## GIVEN DATA

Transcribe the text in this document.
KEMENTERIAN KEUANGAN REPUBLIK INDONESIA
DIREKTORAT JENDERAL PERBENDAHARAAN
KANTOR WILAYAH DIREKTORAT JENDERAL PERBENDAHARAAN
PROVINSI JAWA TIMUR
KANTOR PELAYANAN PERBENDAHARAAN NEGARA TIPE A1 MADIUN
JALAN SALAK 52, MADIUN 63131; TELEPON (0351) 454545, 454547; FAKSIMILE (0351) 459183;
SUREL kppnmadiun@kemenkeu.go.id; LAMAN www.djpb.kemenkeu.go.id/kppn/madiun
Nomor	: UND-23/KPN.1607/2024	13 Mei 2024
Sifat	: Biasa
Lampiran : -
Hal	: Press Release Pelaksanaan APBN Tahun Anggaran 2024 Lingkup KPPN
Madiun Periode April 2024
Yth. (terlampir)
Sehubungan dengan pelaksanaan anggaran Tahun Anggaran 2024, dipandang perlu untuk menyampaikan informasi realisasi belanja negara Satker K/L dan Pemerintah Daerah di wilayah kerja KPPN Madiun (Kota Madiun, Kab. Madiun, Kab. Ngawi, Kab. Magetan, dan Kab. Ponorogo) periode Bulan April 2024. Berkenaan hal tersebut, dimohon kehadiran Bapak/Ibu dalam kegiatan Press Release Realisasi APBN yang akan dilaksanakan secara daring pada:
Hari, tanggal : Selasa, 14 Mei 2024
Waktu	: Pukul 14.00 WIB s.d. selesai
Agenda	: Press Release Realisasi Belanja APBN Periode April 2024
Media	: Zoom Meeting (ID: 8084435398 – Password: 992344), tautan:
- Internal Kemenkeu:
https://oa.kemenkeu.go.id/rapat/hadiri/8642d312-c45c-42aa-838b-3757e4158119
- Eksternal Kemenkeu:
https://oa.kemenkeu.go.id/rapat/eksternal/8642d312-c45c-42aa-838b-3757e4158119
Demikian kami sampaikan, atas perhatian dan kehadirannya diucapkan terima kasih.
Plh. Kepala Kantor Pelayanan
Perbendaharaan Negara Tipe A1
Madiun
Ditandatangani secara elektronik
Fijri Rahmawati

## AIM
Copy every record above exactly as it appears.

## EXERCISE RESPONSE
Transcribe the text in this document.
KEMENTERIAN KEUANGAN REPUBLIK INDONESIA
DIREKTORAT JENDERAL PERBENDAHARAAN
KANTOR WILAYAH DIREKTORAT JENDERAL PERBENDAHARAAN
PROVINSI JAWA TIMUR
KANTOR PELAYANAN PERBENDAHARAAN NEGARA TIPE A1 MADIUN
JALAN SALAK 52, MADIUN 63131; TELEPON (0351) 454545, 454547; FAKSIMILE (0351) 459183;
SUREL kppnmadiun@kemenkeu.go.id; LAMAN www.djpb.kemenkeu.go.id/kppn/madiun
Nomor	: UND-23/KPN.1607/2024	13 Mei 2024
Sifat	: Biasa
Lampiran : -
Hal	: Press Release Pelaksanaan APBN Tahun Anggaran 2024 Lingkup KPPN
Madiun Periode April 2024
Yth. (terlampir)
Sehubungan dengan pelaksanaan anggaran Tahun Anggaran 2024, dipandang perlu untuk menyampaikan informasi realisasi belanja negara Satker K/L dan Pemerintah Daerah di wilayah kerja KPPN Madiun (Kota Madiun, Kab. Madiun, Kab. Ngawi, Kab. Magetan, dan Kab. Ponorogo) periode Bulan April 2024. Berkenaan hal tersebut, dimohon kehadiran Bapak/Ibu dalam kegiatan Press Release Realisasi APBN yang akan dilaksanakan secara daring pada:
Hari, tanggal : Selasa, 14 Mei 2024
Waktu	: Pukul 14.00 WIB s.d. selesai
Agenda	: Press Release Realisasi Belanja APBN Periode April 2024
Media	: Zoom Meeting (ID: 8084435398 – Password: 992344), tautan:
- Internal Kemenkeu:
https://oa.kemenkeu.go.id/rapat/hadiri/8642d312-c45c-42aa-838b-3757e4158119
- Eksternal Kemenkeu:
https://oa.kemenkeu.go.id/rapat/eksternal/8642d312-c45c-42aa-838b-3757e4158119
Demikian kami sampaikan, atas perhatian dan kehadirannya diucapkan terima kasih.
Plh. Kepala Kantor Pelayanan
Perbendaharaan Negara Tipe A1
Madiun
Ditandatangani secara elektronik
Fijri Rahmawati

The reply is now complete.